** begin Records provided **

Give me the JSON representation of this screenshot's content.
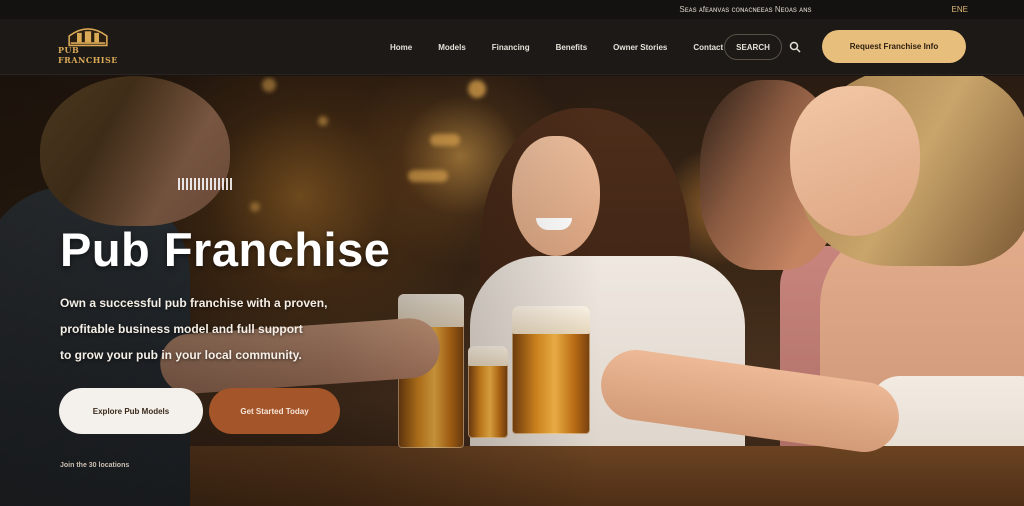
{
  "topbar": {
    "util_text": "Sᴇᴀs ᴀfᴇᴀɴᴠᴀs ᴄᴏɴᴀᴄɴᴇᴇᴀs Nᴇᴏᴀs ᴀɴs",
    "lang": "ENE"
  },
  "header": {
    "logo_text": "PUB FRANCHISE",
    "nav": [
      "Home",
      "Models",
      "Financing",
      "Benefits",
      "Owner Stories",
      "Contact"
    ],
    "search_label": "SEARCH",
    "cta_label": "Request Franchise Info"
  },
  "hero": {
    "title": "Pub Franchise",
    "body_lines": [
      "Own a successful pub franchise with a proven,",
      "profitable business model and full support",
      "to grow your pub in your local community."
    ],
    "primary_button": "Explore Pub Models",
    "secondary_button": "Get Started Today",
    "footnote": "Join the 30 locations"
  },
  "colors": {
    "accent": "#e8be7d",
    "secondary": "#a4552a",
    "nav_bg": "#1c1917"
  },
  "icons": {
    "search": "search-icon",
    "logo": "pub-logo-icon"
  }
}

** end Records provided **

Copy every entry word for word, but omit the pictures.

Give me the JSON representation of this screenshot's content.
{
  "topbar": {
    "util_text": "Sᴇᴀs ᴀfᴇᴀɴᴠᴀs ᴄᴏɴᴀᴄɴᴇᴇᴀs Nᴇᴏᴀs ᴀɴs",
    "lang": "ENE"
  },
  "header": {
    "logo_text": "PUB FRANCHISE",
    "nav": [
      "Home",
      "Models",
      "Financing",
      "Benefits",
      "Owner Stories",
      "Contact"
    ],
    "search_label": "SEARCH",
    "cta_label": "Request Franchise Info"
  },
  "hero": {
    "title": "Pub Franchise",
    "body_lines": [
      "Own a successful pub franchise with a proven,",
      "profitable business model and full support",
      "to grow your pub in your local community."
    ],
    "primary_button": "Explore Pub Models",
    "secondary_button": "Get Started Today",
    "footnote": "Join the 30 locations"
  },
  "colors": {
    "accent": "#e8be7d",
    "secondary": "#a4552a",
    "nav_bg": "#1c1917"
  },
  "icons": {
    "search": "search-icon",
    "logo": "pub-logo-icon"
  }
}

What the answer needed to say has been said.